[Recorded data]
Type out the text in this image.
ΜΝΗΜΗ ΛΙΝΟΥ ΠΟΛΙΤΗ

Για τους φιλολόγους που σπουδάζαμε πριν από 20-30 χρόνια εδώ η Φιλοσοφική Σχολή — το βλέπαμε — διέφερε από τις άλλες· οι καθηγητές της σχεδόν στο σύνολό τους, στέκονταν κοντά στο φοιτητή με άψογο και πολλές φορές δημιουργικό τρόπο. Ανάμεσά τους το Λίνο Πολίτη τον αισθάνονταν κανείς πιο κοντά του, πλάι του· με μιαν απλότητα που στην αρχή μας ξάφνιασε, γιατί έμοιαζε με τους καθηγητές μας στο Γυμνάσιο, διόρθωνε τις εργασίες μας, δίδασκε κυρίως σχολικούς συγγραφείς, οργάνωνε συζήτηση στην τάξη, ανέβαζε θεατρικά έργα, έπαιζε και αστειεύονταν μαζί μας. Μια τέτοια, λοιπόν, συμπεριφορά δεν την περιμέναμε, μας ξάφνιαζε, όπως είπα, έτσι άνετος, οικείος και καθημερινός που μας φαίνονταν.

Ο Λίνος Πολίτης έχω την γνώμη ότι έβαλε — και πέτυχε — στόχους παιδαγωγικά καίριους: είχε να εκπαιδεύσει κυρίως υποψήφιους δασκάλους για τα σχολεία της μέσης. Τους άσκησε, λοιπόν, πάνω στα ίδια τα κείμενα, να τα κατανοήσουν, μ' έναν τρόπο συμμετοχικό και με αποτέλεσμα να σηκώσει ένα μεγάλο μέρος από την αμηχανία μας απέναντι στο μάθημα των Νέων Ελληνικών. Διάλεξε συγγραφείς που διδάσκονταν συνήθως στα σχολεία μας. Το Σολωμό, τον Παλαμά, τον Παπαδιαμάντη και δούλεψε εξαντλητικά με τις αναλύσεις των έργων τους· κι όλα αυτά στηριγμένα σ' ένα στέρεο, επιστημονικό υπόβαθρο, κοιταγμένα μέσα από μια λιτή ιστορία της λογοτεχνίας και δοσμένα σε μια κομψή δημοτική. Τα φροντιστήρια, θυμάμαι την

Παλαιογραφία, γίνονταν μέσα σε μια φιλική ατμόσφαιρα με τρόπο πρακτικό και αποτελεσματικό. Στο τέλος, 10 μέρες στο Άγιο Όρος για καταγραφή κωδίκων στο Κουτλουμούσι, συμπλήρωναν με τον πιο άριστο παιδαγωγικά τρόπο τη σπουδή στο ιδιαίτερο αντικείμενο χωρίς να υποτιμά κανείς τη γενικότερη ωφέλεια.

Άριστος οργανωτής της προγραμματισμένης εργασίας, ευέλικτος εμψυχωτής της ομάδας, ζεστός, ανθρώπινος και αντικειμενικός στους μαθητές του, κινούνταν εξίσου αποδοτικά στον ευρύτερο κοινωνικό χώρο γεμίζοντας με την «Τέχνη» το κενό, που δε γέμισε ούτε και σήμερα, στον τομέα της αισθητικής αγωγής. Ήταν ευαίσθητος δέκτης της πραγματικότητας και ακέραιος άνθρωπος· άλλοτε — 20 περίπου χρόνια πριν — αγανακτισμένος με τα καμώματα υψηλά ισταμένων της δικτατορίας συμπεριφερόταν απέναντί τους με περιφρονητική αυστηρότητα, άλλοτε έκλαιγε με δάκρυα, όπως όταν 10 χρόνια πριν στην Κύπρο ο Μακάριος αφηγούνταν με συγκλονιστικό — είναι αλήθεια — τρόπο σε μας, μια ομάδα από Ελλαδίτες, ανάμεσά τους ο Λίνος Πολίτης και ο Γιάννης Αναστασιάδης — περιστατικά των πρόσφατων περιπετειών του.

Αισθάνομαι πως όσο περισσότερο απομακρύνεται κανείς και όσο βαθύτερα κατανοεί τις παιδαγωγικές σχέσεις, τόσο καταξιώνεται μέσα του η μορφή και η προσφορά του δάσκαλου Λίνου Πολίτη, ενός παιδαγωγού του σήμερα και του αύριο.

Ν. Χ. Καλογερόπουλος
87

→ Work to be completed: Output the lines above verbatim and in full.

→ Complete response:
Type out the text in this image.
ΜΝΗΜΗ ΛΙΝΟΥ ΠΟΛΙΤΗ

Για τους φιλολόγους που σπουδάζαμε πριν από 20-30 χρόνια εδώ η Φιλοσοφική Σχολή — το βλέπαμε — διέφερε από τις άλλες· οι καθηγητές της σχεδόν στο σύνολό τους, στέκονταν κοντά στο φοιτητή με άψογο και πολλές φορές δημιουργικό τρόπο. Ανάμεσά τους το Λίνο Πολίτη τον αισθάνονταν κανείς πιο κοντά του, πλάι του· με μιαν απλότητα που στην αρχή μας ξάφνιασε, γιατί έμοιαζε με τους καθηγητές μας στο Γυμνάσιο, διόρθωνε τις εργασίες μας, δίδασκε κυρίως σχολικούς συγγραφείς, οργάνωνε συζήτηση στην τάξη, ανέβαζε θεατρικά έργα, έπαιζε και αστειεύονταν μαζί μας. Μια τέτοια, λοιπόν, συμπεριφορά δεν την περιμέναμε, μας ξάφνιαζε, όπως είπα, έτσι άνετος, οικείος και καθημερινός που μας φαίνονταν.

Ο Λίνος Πολίτης έχω την γνώμη ότι έβαλε — και πέτυχε — στόχους παιδαγωγικά καίριους: είχε να εκπαιδεύσει κυρίως υποψήφιους δασκάλους για τα σχολεία της μέσης. Τους άσκησε, λοιπόν, πάνω στα ίδια τα κείμενα, να τα κατανοήσουν, μ' έναν τρόπο συμμετοχικό και με αποτέλεσμα να σηκώσει ένα μεγάλο μέρος από την αμηχανία μας απέναντι στο μάθημα των Νέων Ελληνικών. Διάλεξε συγγραφείς που διδάσκονταν συνήθως στα σχολεία μας. Το Σολωμό, τον Παλαμά, τον Παπαδιαμάντη και δούλεψε εξαντλητικά με τις αναλύσεις των έργων τους· κι όλα αυτά στηριγμένα σ' ένα στέρεο, επιστημονικό υπόβαθρο, κοιταγμένα μέσα από μια λιτή ιστορία της λογοτεχνίας και δοσμένα σε μια κομψή δημοτική. Τα φροντιστήρια, θυμάμαι την

Παλαιογραφία, γίνονταν μέσα σε μια φιλική ατμόσφαιρα με τρόπο πρακτικό και αποτελεσματικό. Στο τέλος, 10 μέρες στο Άγιο Όρος για καταγραφή κωδίκων στο Κουτλουμούσι, συμπλήρωναν με τον πιο άριστο παιδαγωγικά τρόπο τη σπουδή στο ιδιαίτερο αντικείμενο χωρίς να υποτιμά κανείς τη γενικότερη ωφέλεια.

Άριστος οργανωτής της προγραμματισμένης εργασίας, ευέλικτος εμψυχωτής της ομάδας, ζεστός, ανθρώπινος και αντικειμενικός στους μαθητές του, κινούνταν εξίσου αποδοτικά στον ευρύτερο κοινωνικό χώρο γεμίζοντας με την «Τέχνη» το κενό, που δε γέμισε ούτε και σήμερα, στον τομέα της αισθητικής αγωγής. Ήταν ευαίσθητος δέκτης της πραγματικότητας και ακέραιος άνθρωπος· άλλοτε — 20 περίπου χρόνια πριν — αγανακτισμένος με τα καμώματα υψηλά ισταμένων της δικτατορίας συμπεριφερόταν απέναντί τους με περιφρονητική αυστηρότητα, άλλοτε έκλαιγε με δάκρυα, όπως όταν 10 χρόνια πριν στην Κύπρο ο Μακάριος αφηγούνταν με συγκλονιστικό — είναι αλήθεια — τρόπο σε μας, μια ομάδα από Ελλαδίτες, ανάμεσά τους ο Λίνος Πολίτης και ο Γιάννης Αναστασιάδης — περιστατικά των πρόσφατων περιπετειών του.

Αισθάνομαι πως όσο περισσότερο απομακρύνεται κανείς και όσο βαθύτερα κατανοεί τις παιδαγωγικές σχέσεις, τόσο καταξιώνεται μέσα του η μορφή και η προσφορά του δάσκαλου Λίνου Πολίτη, ενός παιδαγωγού του σήμερα και του αύριο.

Ν. Χ. Καλογερόπουλος
87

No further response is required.